---------- Working data

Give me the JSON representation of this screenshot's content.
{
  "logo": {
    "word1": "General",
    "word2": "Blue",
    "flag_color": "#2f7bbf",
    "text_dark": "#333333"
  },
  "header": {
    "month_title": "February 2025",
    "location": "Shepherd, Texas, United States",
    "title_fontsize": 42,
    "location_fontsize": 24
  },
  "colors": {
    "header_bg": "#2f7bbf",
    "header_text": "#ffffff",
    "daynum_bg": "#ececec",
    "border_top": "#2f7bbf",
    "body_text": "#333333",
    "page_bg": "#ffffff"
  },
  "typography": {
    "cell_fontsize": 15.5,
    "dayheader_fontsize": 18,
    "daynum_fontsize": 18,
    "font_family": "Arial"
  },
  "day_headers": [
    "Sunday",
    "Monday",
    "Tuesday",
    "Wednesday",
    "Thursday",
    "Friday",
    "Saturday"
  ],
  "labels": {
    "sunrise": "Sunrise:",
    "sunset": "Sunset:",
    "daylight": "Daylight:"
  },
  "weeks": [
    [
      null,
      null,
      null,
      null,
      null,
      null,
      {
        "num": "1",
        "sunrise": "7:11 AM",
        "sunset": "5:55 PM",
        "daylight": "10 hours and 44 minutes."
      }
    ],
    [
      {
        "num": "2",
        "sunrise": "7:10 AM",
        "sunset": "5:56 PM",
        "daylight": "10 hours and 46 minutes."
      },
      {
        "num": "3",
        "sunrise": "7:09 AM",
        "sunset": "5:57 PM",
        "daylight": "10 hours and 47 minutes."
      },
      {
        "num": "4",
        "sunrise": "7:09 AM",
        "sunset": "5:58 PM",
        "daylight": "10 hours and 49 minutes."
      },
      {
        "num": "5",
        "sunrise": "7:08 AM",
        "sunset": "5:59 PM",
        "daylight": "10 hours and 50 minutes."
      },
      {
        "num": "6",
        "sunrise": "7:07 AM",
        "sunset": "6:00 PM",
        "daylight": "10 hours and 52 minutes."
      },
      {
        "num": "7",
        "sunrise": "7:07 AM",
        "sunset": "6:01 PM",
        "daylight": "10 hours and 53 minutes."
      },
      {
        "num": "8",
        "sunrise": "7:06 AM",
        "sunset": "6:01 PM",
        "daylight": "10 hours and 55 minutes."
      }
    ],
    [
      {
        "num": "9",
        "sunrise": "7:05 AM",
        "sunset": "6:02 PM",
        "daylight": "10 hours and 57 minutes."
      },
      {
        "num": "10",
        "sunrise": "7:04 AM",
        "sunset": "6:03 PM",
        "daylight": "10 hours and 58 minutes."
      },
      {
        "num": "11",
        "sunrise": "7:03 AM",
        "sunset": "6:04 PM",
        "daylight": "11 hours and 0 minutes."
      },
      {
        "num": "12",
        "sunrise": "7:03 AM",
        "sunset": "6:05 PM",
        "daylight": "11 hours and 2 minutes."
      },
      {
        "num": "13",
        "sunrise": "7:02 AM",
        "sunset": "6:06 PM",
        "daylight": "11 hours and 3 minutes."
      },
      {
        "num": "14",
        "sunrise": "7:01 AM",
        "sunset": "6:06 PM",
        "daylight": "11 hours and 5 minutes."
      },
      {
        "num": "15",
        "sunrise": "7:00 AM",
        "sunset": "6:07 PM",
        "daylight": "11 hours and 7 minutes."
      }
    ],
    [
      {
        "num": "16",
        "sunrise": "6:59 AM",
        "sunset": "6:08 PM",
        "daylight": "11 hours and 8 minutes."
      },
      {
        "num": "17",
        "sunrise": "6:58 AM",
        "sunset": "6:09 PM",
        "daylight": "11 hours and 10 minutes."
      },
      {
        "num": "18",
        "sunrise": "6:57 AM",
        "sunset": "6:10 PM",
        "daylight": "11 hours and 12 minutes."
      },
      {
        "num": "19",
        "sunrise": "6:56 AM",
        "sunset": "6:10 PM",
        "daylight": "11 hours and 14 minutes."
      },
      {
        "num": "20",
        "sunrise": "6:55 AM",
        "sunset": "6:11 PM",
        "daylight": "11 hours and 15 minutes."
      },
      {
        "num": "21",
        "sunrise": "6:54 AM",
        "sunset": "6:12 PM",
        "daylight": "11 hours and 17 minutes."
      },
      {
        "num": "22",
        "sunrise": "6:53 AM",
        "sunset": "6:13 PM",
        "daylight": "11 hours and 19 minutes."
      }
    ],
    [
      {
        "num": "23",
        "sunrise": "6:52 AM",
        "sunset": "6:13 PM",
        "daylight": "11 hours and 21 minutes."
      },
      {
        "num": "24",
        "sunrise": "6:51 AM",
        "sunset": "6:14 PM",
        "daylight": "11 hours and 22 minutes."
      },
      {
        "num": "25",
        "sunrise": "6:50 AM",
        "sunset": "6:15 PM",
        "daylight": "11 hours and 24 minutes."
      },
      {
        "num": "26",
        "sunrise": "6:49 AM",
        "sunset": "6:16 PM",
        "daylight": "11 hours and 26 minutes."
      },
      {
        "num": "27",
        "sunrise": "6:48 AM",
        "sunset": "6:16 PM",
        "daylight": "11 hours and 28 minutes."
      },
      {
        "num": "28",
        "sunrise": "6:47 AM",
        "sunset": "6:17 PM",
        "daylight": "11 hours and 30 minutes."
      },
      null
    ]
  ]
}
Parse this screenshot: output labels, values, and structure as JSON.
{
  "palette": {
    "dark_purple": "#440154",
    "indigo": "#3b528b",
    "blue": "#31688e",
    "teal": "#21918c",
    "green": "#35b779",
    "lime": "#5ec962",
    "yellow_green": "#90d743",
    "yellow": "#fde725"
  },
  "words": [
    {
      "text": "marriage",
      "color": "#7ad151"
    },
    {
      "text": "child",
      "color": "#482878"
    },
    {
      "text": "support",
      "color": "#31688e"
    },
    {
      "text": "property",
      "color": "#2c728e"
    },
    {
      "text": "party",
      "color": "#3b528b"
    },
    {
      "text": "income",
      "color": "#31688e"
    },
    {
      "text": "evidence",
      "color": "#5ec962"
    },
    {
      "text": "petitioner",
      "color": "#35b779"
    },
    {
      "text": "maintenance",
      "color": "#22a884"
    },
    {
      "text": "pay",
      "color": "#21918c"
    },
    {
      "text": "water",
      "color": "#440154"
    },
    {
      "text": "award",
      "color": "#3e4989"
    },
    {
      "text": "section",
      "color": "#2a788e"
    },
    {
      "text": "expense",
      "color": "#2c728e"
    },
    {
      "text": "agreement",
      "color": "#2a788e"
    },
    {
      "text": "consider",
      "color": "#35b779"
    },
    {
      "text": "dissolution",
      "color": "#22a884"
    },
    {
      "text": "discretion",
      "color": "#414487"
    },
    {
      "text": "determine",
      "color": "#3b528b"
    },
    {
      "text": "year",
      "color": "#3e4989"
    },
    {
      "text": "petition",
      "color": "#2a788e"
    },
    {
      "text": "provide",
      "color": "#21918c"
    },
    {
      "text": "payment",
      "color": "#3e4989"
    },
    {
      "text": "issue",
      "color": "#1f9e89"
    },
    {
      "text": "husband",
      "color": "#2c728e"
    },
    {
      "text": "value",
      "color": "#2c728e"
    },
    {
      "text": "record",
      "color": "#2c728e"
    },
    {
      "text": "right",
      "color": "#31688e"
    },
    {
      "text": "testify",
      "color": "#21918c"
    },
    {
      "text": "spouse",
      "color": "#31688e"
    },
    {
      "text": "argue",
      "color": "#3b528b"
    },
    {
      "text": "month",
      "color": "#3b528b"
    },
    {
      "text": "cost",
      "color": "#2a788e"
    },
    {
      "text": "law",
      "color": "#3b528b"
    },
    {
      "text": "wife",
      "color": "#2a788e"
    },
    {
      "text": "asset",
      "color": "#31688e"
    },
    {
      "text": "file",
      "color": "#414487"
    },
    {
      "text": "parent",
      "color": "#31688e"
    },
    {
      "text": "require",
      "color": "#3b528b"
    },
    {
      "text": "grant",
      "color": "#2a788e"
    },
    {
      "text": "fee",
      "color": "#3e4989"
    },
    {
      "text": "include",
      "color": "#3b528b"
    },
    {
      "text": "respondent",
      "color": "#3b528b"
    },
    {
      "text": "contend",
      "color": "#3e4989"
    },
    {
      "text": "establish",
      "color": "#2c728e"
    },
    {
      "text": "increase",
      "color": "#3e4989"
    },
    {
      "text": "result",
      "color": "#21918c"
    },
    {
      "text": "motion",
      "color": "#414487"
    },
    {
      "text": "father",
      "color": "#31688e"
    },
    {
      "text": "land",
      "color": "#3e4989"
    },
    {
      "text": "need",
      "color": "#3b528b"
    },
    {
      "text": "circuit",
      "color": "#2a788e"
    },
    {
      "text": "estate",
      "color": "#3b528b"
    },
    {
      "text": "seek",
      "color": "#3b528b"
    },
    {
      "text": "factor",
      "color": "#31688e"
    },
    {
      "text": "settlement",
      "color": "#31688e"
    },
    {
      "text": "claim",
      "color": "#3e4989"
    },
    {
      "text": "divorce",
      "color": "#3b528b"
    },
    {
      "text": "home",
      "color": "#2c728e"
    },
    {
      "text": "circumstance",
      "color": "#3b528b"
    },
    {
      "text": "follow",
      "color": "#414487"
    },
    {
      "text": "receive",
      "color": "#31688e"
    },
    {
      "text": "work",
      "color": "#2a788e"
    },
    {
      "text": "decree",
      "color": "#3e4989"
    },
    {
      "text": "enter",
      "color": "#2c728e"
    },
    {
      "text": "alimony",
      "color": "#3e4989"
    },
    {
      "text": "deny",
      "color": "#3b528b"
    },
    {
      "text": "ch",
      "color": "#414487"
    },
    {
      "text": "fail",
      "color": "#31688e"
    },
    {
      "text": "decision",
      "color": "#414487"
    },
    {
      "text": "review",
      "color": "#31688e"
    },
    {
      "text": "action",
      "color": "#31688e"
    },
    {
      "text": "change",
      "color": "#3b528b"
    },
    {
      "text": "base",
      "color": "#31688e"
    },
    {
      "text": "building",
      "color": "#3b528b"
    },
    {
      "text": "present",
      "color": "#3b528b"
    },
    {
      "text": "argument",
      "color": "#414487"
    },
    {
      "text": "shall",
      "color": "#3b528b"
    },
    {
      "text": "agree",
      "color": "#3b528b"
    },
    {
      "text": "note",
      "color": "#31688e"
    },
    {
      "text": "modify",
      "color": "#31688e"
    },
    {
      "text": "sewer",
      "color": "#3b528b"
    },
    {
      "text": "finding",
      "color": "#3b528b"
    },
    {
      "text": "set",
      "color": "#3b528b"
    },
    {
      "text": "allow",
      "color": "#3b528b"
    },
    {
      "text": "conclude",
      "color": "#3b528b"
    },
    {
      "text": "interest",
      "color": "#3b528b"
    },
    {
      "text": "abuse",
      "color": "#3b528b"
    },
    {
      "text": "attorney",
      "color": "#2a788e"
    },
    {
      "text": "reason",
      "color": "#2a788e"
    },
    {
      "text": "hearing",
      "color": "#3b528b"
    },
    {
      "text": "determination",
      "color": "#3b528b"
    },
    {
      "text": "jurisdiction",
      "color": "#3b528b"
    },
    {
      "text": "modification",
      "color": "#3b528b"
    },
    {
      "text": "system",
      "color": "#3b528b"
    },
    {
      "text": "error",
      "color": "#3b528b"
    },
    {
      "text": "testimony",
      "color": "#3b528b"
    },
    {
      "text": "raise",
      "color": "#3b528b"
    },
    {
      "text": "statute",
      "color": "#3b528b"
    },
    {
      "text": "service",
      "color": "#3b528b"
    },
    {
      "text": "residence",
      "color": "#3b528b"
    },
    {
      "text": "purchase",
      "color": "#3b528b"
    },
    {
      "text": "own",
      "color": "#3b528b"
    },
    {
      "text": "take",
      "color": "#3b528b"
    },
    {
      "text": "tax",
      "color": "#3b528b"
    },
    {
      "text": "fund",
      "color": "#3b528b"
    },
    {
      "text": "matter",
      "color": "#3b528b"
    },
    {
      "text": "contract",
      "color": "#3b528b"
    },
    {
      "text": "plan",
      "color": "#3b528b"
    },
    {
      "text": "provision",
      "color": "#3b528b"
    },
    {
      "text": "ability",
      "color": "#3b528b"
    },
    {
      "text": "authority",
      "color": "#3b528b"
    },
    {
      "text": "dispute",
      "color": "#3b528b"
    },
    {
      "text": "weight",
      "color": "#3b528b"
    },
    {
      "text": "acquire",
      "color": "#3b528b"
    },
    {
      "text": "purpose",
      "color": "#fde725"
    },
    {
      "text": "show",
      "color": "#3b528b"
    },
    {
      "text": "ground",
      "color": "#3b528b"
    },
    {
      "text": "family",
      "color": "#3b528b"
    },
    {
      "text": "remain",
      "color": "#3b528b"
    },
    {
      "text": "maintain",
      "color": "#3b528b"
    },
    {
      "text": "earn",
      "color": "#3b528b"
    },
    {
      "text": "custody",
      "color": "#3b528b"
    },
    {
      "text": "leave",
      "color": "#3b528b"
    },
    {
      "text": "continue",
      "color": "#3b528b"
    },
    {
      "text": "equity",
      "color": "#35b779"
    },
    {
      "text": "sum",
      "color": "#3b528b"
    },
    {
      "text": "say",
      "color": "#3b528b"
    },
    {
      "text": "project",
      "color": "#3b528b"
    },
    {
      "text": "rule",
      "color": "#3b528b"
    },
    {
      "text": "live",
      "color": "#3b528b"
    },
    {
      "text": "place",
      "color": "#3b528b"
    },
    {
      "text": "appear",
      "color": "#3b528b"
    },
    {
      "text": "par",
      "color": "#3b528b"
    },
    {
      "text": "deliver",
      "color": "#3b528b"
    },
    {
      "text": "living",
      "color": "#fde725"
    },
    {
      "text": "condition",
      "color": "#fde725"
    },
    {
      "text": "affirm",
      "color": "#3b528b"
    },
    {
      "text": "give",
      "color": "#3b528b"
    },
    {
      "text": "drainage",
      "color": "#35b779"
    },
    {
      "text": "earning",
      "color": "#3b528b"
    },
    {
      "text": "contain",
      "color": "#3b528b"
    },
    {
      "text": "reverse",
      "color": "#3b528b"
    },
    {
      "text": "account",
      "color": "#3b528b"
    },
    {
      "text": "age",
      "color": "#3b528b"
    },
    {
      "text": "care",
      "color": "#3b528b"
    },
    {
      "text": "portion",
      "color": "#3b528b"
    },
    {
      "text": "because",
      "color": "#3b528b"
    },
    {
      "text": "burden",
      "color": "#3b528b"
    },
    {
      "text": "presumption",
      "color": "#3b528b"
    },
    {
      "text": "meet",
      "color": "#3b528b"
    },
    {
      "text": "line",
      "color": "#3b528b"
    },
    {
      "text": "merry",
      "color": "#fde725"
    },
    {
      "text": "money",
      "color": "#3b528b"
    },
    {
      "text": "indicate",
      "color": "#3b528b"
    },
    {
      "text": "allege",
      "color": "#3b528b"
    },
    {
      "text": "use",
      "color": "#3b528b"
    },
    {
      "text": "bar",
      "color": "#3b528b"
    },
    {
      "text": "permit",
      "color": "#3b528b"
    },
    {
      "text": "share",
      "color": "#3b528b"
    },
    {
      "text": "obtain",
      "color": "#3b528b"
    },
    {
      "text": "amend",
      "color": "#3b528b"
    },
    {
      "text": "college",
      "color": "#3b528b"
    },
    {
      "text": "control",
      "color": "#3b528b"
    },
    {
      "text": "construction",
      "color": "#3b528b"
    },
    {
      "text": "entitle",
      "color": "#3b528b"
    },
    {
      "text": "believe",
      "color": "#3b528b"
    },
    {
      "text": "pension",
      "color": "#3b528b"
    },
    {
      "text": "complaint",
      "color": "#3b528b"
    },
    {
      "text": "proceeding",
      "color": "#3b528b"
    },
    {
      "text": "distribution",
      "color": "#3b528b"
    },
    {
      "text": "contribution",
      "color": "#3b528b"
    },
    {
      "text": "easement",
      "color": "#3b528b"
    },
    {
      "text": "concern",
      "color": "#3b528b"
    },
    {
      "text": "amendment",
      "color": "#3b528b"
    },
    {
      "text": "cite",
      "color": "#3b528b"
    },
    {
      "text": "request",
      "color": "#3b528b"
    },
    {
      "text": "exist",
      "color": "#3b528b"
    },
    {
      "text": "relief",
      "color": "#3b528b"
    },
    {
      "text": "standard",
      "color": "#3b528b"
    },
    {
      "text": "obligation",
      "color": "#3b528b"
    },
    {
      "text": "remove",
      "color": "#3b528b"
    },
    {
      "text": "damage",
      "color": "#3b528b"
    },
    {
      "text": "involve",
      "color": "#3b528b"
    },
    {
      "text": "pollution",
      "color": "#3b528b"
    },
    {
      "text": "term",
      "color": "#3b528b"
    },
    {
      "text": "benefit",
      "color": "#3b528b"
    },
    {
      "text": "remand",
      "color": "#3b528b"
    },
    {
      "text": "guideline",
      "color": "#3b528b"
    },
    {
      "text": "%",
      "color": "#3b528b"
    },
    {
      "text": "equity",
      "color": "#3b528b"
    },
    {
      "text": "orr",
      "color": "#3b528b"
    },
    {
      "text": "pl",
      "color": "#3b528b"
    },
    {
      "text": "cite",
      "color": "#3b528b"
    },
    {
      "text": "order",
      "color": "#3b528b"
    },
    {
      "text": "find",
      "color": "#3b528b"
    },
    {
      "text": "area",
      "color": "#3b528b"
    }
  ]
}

--------------------

• Problem requirements: Copy each line of the data above that holds "JSON".

• Answer to the task:
Give me the JSON representation of this screenshot's content.
Parse this screenshot: output labels, values, and structure as JSON.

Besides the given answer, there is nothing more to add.